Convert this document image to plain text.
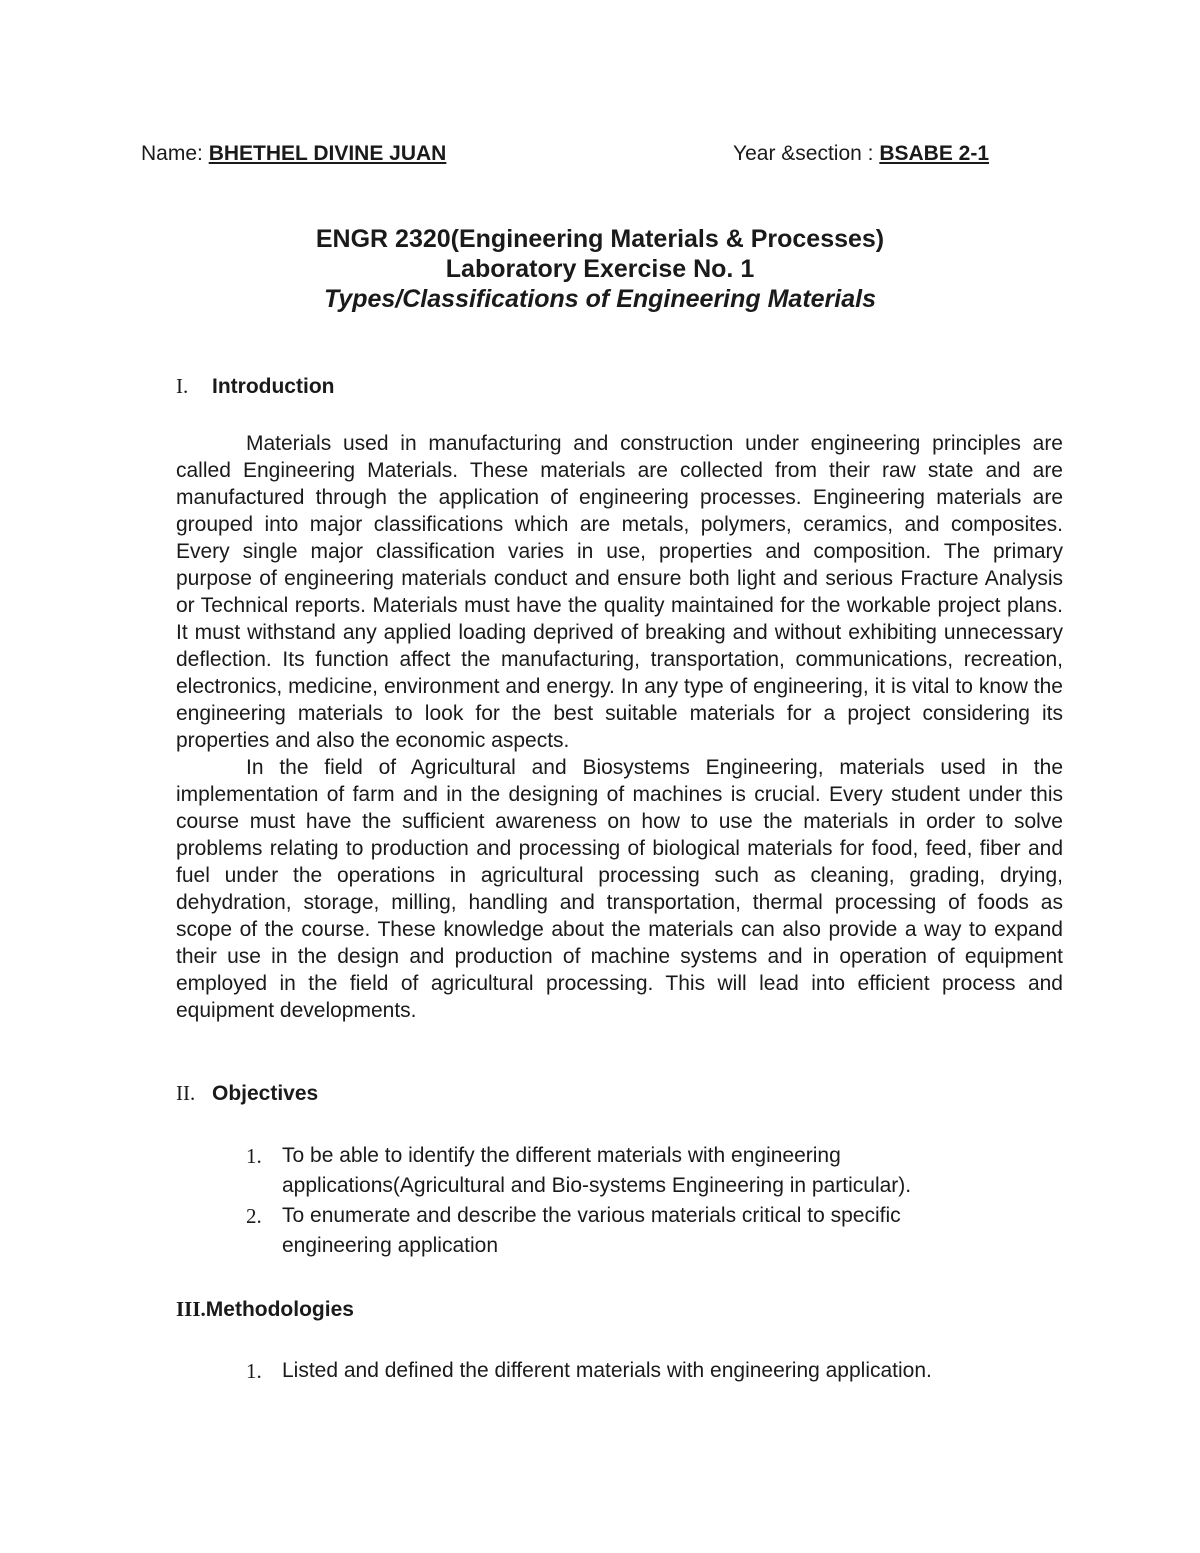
Name: BHETHEL DIVINE JUAN	Year &section : BSABE 2-1
ENGR 2320(Engineering Materials & Processes)
Laboratory Exercise No. 1
Types/Classifications of Engineering Materials
I. Introduction

Materials used in manufacturing and construction under engineering principles are called Engineering Materials. These materials are collected from their raw state and are manufactured through the application of engineering processes. Engineering materials are grouped into major classifications which are metals, polymers, ceramics, and composites. Every single major classification varies in use, properties and composition. The primary purpose of engineering materials conduct and ensure both light and serious Fracture Analysis or Technical reports. Materials must have the quality maintained for the workable project plans. It must withstand any applied loading deprived of breaking and without exhibiting unnecessary deflection. Its function affect the manufacturing, transportation, communications, recreation, electronics, medicine, environment and energy. In any type of engineering, it is vital to know the engineering materials to look for the best suitable materials for a project considering its properties and also the economic aspects.

In the field of Agricultural and Biosystems Engineering, materials used in the implementation of farm and in the designing of machines is crucial. Every student under this course must have the sufficient awareness on how to use the materials in order to solve problems relating to production and processing of biological materials for food, feed, fiber and fuel under the operations in agricultural processing such as cleaning, grading, drying, dehydration, storage, milling, handling and transportation, thermal processing of foods as scope of the course. These knowledge about the materials can also provide a way to expand their use in the design and production of machine systems and in operation of equipment employed in the field of agricultural processing. This will lead into efficient process and equipment developments.

II. Objectives
1. To be able to identify the different materials with engineering applications(Agricultural and Bio-systems Engineering in particular).
2. To enumerate and describe the various materials critical to specific engineering application
III.Methodologies
1. Listed and defined the different materials with engineering application.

● WHAT THIS TASK INVOLVES
Set down the material exactly, every line of it, except for the pictures.

● SOLUTION
Convert this document image to plain text.
Name: BHETHEL DIVINE JUAN	Year &section : BSABE 2-1
ENGR 2320(Engineering Materials & Processes)
Laboratory Exercise No. 1
Types/Classifications of Engineering Materials
I. Introduction

Materials used in manufacturing and construction under engineering principles are called Engineering Materials. These materials are collected from their raw state and are manufactured through the application of engineering processes. Engineering materials are grouped into major classifications which are metals, polymers, ceramics, and composites. Every single major classification varies in use, properties and composition. The primary purpose of engineering materials conduct and ensure both light and serious Fracture Analysis or Technical reports. Materials must have the quality maintained for the workable project plans. It must withstand any applied loading deprived of breaking and without exhibiting unnecessary deflection. Its function affect the manufacturing, transportation, communications, recreation, electronics, medicine, environment and energy. In any type of engineering, it is vital to know the engineering materials to look for the best suitable materials for a project considering its properties and also the economic aspects.

In the field of Agricultural and Biosystems Engineering, materials used in the implementation of farm and in the designing of machines is crucial. Every student under this course must have the sufficient awareness on how to use the materials in order to solve problems relating to production and processing of biological materials for food, feed, fiber and fuel under the operations in agricultural processing such as cleaning, grading, drying, dehydration, storage, milling, handling and transportation, thermal processing of foods as scope of the course. These knowledge about the materials can also provide a way to expand their use in the design and production of machine systems and in operation of equipment employed in the field of agricultural processing. This will lead into efficient process and equipment developments.

II. Objectives
1. To be able to identify the different materials with engineering applications(Agricultural and Bio-systems Engineering in particular).
2. To enumerate and describe the various materials critical to specific engineering application
III.Methodologies
1. Listed and defined the different materials with engineering application.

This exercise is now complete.